[Data records]
━━━━━━━━━━━━━━━━━━━━

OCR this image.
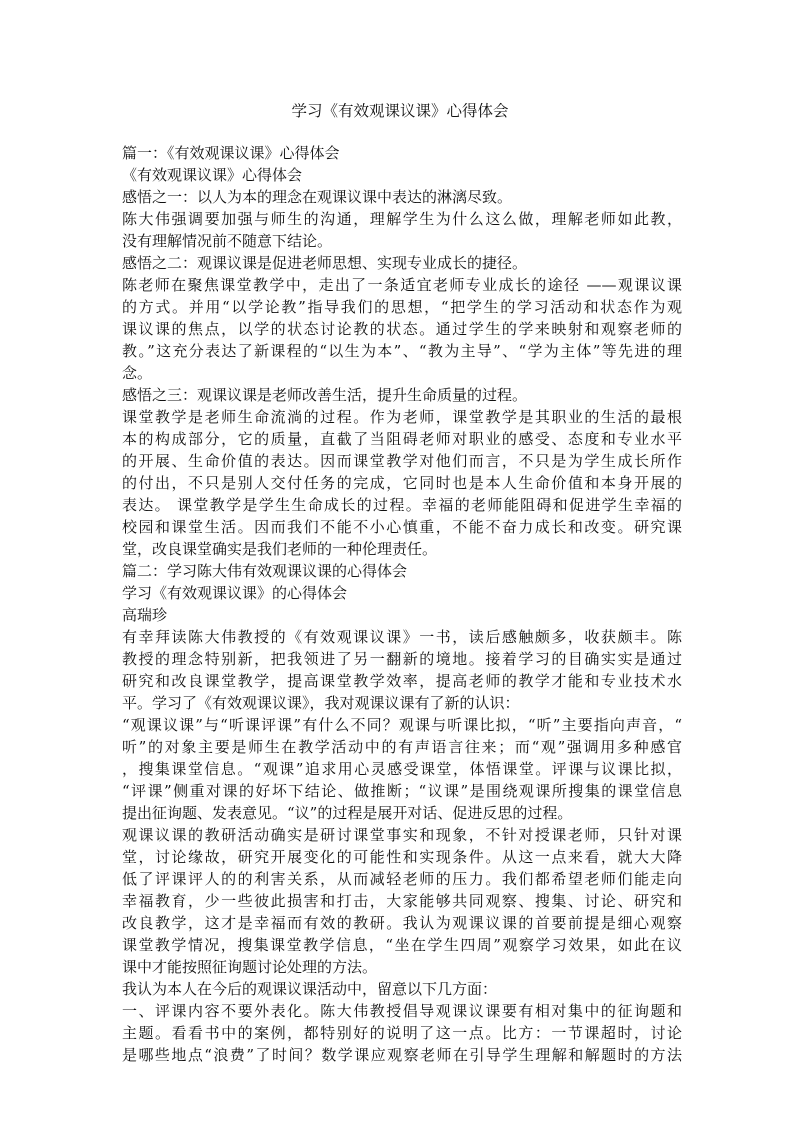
学习《有效观课议课》心得体会
篇一：《有效观课议课》心得体会
《有效观课议课》心得体会
感悟之一：以人为本的理念在观课议课中表达的淋漓尽致。
陈大伟强调要加强与师生的沟通，理解学生为什么这么做，理解老师如此教，
没有理解情况前不随意下结论。
感悟之二：观课议课是促进老师思想、实现专业成长的捷径。
陈老师在聚焦课堂教学中，走出了一条适宜老师专业成长的途径 ——观课议课
的方式。并用“以学论教”指导我们的思想，“把学生的学习活动和状态作为观
课议课的焦点，以学的状态讨论教的状态。通过学生的学来映射和观察老师的
教。”这充分表达了新课程的“以生为本”、“教为主导”、“学为主体”等先进的理
念。
感悟之三：观课议课是老师改善生活，提升生命质量的过程。
课堂教学是老师生命流淌的过程。作为老师，课堂教学是其职业的生活的最根
本的构成部分，它的质量，直截了当阻碍老师对职业的感受、态度和专业水平
的开展、生命价值的表达。因而课堂教学对他们而言，不只是为学生成长所作
的付出，不只是别人交付任务的完成，它同时也是本人生命价值和本身开展的
表达。 课堂教学是学生生命成长的过程。幸福的老师能阻碍和促进学生幸福的
校园和课堂生活。因而我们不能不小心慎重，不能不奋力成长和改变。研究课
堂，改良课堂确实是我们老师的一种伦理责任。
篇二：学习陈大伟有效观课议课的心得体会
学习《有效观课议课》的心得体会
高瑞珍
有幸拜读陈大伟教授的《有效观课议课》一书，读后感触颇多，收获颇丰。陈
教授的理念特别新，把我领进了另一翻新的境地。接着学习的目确实实是通过
研究和改良课堂教学，提高课堂教学效率，提高老师的教学才能和专业技术水
平。学习了《有效观课议课》，我对观课议课有了新的认识：
“观课议课”与“听课评课”有什么不同？观课与听课比拟，“听”主要指向声音，“
听”的对象主要是师生在教学活动中的有声语言往来；而“观”强调用多种感官
，搜集课堂信息。“观课”追求用心灵感受课堂，体悟课堂。评课与议课比拟，
“评课”侧重对课的好坏下结论、做推断；“议课”是围绕观课所搜集的课堂信息
提出征询题、发表意见。“议”的过程是展开对话、促进反思的过程。
观课议课的教研活动确实是研讨课堂事实和现象，不针对授课老师，只针对课
堂，讨论缘故，研究开展变化的可能性和实现条件。从这一点来看，就大大降
低了评课评人的的利害关系，从而减轻老师的压力。我们都希望老师们能走向
幸福教育，少一些彼此损害和打击，大家能够共同观察、搜集、讨论、研究和
改良教学，这才是幸福而有效的教研。我认为观课议课的首要前提是细心观察
课堂教学情况，搜集课堂教学信息，“坐在学生四周”观察学习效果，如此在议
课中才能按照征询题讨论处理的方法。
我认为本人在今后的观课议课活动中，留意以下几方面：
一、评课内容不要外表化。陈大伟教授倡导观课议课要有相对集中的征询题和
主题。看看书中的案例，都特别好的说明了这一点。比方：一节课超时，讨论
是哪些地点“浪费”了时间？数学课应观察老师在引导学生理解和解题时的方法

━━━━━━━━━━━━━━━━━━━━

Copy the entries exactly. Leave out the images.

OCR this image.
学习《有效观课议课》心得体会
篇一：《有效观课议课》心得体会
《有效观课议课》心得体会
感悟之一：以人为本的理念在观课议课中表达的淋漓尽致。
陈大伟强调要加强与师生的沟通，理解学生为什么这么做，理解老师如此教，
没有理解情况前不随意下结论。
感悟之二：观课议课是促进老师思想、实现专业成长的捷径。
陈老师在聚焦课堂教学中，走出了一条适宜老师专业成长的途径 ——观课议课
的方式。并用“以学论教”指导我们的思想，“把学生的学习活动和状态作为观
课议课的焦点，以学的状态讨论教的状态。通过学生的学来映射和观察老师的
教。”这充分表达了新课程的“以生为本”、“教为主导”、“学为主体”等先进的理
念。
感悟之三：观课议课是老师改善生活，提升生命质量的过程。
课堂教学是老师生命流淌的过程。作为老师，课堂教学是其职业的生活的最根
本的构成部分，它的质量，直截了当阻碍老师对职业的感受、态度和专业水平
的开展、生命价值的表达。因而课堂教学对他们而言，不只是为学生成长所作
的付出，不只是别人交付任务的完成，它同时也是本人生命价值和本身开展的
表达。 课堂教学是学生生命成长的过程。幸福的老师能阻碍和促进学生幸福的
校园和课堂生活。因而我们不能不小心慎重，不能不奋力成长和改变。研究课
堂，改良课堂确实是我们老师的一种伦理责任。
篇二：学习陈大伟有效观课议课的心得体会
学习《有效观课议课》的心得体会
高瑞珍
有幸拜读陈大伟教授的《有效观课议课》一书，读后感触颇多，收获颇丰。陈
教授的理念特别新，把我领进了另一翻新的境地。接着学习的目确实实是通过
研究和改良课堂教学，提高课堂教学效率，提高老师的教学才能和专业技术水
平。学习了《有效观课议课》，我对观课议课有了新的认识：
“观课议课”与“听课评课”有什么不同？观课与听课比拟，“听”主要指向声音，“
听”的对象主要是师生在教学活动中的有声语言往来；而“观”强调用多种感官
，搜集课堂信息。“观课”追求用心灵感受课堂，体悟课堂。评课与议课比拟，
“评课”侧重对课的好坏下结论、做推断；“议课”是围绕观课所搜集的课堂信息
提出征询题、发表意见。“议”的过程是展开对话、促进反思的过程。
观课议课的教研活动确实是研讨课堂事实和现象，不针对授课老师，只针对课
堂，讨论缘故，研究开展变化的可能性和实现条件。从这一点来看，就大大降
低了评课评人的的利害关系，从而减轻老师的压力。我们都希望老师们能走向
幸福教育，少一些彼此损害和打击，大家能够共同观察、搜集、讨论、研究和
改良教学，这才是幸福而有效的教研。我认为观课议课的首要前提是细心观察
课堂教学情况，搜集课堂教学信息，“坐在学生四周”观察学习效果，如此在议
课中才能按照征询题讨论处理的方法。
我认为本人在今后的观课议课活动中，留意以下几方面：
一、评课内容不要外表化。陈大伟教授倡导观课议课要有相对集中的征询题和
主题。看看书中的案例，都特别好的说明了这一点。比方：一节课超时，讨论
是哪些地点“浪费”了时间？数学课应观察老师在引导学生理解和解题时的方法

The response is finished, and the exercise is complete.